**** PROVIDED MATERIAL
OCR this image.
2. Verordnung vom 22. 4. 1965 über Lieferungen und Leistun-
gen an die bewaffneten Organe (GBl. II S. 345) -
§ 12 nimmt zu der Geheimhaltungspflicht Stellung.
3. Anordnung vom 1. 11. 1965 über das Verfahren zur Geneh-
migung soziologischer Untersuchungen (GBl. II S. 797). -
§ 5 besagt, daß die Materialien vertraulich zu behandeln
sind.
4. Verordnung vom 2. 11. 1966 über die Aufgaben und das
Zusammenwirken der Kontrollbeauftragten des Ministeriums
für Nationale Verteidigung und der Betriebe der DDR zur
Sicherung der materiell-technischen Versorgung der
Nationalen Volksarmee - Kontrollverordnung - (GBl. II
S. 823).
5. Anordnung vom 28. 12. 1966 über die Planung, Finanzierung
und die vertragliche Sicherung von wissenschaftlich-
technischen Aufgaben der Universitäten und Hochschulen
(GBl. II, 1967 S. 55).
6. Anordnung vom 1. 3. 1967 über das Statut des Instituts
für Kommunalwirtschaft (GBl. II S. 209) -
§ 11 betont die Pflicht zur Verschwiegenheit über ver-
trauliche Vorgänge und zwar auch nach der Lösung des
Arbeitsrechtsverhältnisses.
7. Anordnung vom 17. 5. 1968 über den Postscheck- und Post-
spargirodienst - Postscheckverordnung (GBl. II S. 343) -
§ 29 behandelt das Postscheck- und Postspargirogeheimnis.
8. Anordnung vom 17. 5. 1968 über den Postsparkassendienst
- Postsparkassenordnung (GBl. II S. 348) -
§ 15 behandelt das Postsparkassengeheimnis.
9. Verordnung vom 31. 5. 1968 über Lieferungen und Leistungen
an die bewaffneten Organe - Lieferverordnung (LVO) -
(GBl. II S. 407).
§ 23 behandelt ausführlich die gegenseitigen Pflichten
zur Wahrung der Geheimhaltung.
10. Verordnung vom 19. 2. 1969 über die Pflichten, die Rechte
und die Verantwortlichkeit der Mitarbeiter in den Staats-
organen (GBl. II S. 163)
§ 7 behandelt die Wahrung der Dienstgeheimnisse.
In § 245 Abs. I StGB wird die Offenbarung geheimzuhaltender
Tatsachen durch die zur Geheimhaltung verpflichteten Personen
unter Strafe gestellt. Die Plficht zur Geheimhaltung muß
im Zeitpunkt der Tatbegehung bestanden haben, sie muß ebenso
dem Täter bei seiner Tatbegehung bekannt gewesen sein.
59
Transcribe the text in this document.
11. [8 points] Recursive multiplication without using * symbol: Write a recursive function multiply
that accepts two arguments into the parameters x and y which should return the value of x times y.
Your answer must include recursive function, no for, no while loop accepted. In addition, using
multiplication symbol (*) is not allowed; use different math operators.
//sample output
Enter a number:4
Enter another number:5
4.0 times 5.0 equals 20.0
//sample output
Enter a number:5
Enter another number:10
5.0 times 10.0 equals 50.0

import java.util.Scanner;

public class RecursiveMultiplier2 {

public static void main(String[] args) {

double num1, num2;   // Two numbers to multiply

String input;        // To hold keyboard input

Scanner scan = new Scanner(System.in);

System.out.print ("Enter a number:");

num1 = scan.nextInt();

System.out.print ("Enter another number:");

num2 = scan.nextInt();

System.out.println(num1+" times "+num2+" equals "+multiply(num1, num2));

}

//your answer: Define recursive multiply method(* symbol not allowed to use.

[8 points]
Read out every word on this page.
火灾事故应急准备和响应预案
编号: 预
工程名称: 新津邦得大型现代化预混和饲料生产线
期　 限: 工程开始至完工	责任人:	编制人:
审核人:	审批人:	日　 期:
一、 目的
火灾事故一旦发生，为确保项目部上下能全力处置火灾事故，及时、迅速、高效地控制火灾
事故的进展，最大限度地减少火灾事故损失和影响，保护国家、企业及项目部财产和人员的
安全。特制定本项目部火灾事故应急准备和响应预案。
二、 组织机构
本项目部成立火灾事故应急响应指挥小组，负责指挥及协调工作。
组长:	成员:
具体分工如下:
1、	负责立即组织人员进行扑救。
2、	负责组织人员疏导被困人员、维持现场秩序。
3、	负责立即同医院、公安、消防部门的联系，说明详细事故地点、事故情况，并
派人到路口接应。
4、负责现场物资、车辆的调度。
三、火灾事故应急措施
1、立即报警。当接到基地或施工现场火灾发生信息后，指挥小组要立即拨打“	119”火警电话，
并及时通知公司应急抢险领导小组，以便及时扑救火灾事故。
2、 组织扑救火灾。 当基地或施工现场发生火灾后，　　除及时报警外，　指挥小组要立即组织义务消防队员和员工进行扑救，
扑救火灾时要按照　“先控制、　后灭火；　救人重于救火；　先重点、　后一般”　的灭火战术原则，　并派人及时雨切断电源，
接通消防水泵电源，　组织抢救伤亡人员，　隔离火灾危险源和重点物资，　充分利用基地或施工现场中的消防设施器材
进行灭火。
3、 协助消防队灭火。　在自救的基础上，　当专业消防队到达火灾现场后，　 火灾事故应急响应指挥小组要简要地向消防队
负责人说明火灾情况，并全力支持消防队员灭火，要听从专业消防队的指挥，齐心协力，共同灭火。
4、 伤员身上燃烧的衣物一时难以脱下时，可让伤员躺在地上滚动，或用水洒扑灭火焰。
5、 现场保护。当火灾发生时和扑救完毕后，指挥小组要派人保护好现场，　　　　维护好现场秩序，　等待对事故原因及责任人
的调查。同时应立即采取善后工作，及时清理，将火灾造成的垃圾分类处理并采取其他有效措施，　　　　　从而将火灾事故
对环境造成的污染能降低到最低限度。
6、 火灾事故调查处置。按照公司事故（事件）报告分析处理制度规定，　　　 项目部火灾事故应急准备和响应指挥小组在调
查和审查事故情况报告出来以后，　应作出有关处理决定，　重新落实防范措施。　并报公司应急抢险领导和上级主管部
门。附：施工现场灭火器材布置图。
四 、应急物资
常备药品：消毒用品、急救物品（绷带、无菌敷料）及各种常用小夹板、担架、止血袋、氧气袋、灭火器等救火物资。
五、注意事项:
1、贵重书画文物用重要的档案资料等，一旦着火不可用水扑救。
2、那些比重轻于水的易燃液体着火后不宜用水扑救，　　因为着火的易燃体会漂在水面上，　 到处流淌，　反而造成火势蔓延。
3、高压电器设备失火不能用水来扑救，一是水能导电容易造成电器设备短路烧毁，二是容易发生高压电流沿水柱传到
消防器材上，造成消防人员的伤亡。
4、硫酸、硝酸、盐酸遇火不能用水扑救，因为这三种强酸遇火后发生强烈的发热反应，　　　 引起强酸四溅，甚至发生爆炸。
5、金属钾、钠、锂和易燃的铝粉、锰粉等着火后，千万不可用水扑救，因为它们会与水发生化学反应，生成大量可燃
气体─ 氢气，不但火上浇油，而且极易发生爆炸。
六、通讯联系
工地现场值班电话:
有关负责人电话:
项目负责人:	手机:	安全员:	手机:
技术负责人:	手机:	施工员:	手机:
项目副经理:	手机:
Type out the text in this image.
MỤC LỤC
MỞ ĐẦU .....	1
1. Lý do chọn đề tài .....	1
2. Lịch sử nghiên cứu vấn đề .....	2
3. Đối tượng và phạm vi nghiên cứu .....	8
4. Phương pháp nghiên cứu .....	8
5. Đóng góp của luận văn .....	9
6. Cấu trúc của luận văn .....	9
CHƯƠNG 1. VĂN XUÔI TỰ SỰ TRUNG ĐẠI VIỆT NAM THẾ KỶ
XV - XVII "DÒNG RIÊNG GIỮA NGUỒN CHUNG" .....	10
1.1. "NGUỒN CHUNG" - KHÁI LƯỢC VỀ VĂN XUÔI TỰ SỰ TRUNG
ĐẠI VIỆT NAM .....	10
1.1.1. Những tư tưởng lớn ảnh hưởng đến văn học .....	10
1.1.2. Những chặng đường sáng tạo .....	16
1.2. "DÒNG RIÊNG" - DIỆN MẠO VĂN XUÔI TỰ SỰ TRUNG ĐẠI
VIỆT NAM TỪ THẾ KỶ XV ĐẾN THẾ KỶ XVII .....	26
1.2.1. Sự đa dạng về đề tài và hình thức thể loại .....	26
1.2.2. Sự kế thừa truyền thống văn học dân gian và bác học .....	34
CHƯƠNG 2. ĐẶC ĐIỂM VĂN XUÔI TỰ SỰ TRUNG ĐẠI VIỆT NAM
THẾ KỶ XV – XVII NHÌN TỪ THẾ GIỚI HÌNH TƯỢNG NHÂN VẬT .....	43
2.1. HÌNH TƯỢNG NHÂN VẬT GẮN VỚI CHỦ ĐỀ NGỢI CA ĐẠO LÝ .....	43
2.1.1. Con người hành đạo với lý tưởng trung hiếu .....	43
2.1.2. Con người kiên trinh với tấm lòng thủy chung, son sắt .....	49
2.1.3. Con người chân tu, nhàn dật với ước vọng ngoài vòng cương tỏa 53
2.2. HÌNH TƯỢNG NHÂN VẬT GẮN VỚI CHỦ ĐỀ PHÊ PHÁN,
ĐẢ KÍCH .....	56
********
Reproduce only the lines between the line containing "Type out the text in this image." and the last line of the records, those two lines included, exactly.

ANSWER TO THE TASK —
Type out the text in this image.
MỤC LỤC
MỞ ĐẦU .....	1
1. Lý do chọn đề tài .....	1
2. Lịch sử nghiên cứu vấn đề .....	2
3. Đối tượng và phạm vi nghiên cứu .....	8
4. Phương pháp nghiên cứu .....	8
5. Đóng góp của luận văn .....	9
6. Cấu trúc của luận văn .....	9
CHƯƠNG 1. VĂN XUÔI TỰ SỰ TRUNG ĐẠI VIỆT NAM THẾ KỶ
XV - XVII "DÒNG RIÊNG GIỮA NGUỒN CHUNG" .....	10
1.1. "NGUỒN CHUNG" - KHÁI LƯỢC VỀ VĂN XUÔI TỰ SỰ TRUNG
ĐẠI VIỆT NAM .....	10
1.1.1. Những tư tưởng lớn ảnh hưởng đến văn học .....	10
1.1.2. Những chặng đường sáng tạo .....	16
1.2. "DÒNG RIÊNG" - DIỆN MẠO VĂN XUÔI TỰ SỰ TRUNG ĐẠI
VIỆT NAM TỪ THẾ KỶ XV ĐẾN THẾ KỶ XVII .....	26
1.2.1. Sự đa dạng về đề tài và hình thức thể loại .....	26
1.2.2. Sự kế thừa truyền thống văn học dân gian và bác học .....	34
CHƯƠNG 2. ĐẶC ĐIỂM VĂN XUÔI TỰ SỰ TRUNG ĐẠI VIỆT NAM
THẾ KỶ XV – XVII NHÌN TỪ THẾ GIỚI HÌNH TƯỢNG NHÂN VẬT .....	43
2.1. HÌNH TƯỢNG NHÂN VẬT GẮN VỚI CHỦ ĐỀ NGỢI CA ĐẠO LÝ .....	43
2.1.1. Con người hành đạo với lý tưởng trung hiếu .....	43
2.1.2. Con người kiên trinh với tấm lòng thủy chung, son sắt .....	49
2.1.3. Con người chân tu, nhàn dật với ước vọng ngoài vòng cương tỏa 53
2.2. HÌNH TƯỢNG NHÂN VẬT GẮN VỚI CHỦ ĐỀ PHÊ PHÁN,
ĐẢ KÍCH .....	56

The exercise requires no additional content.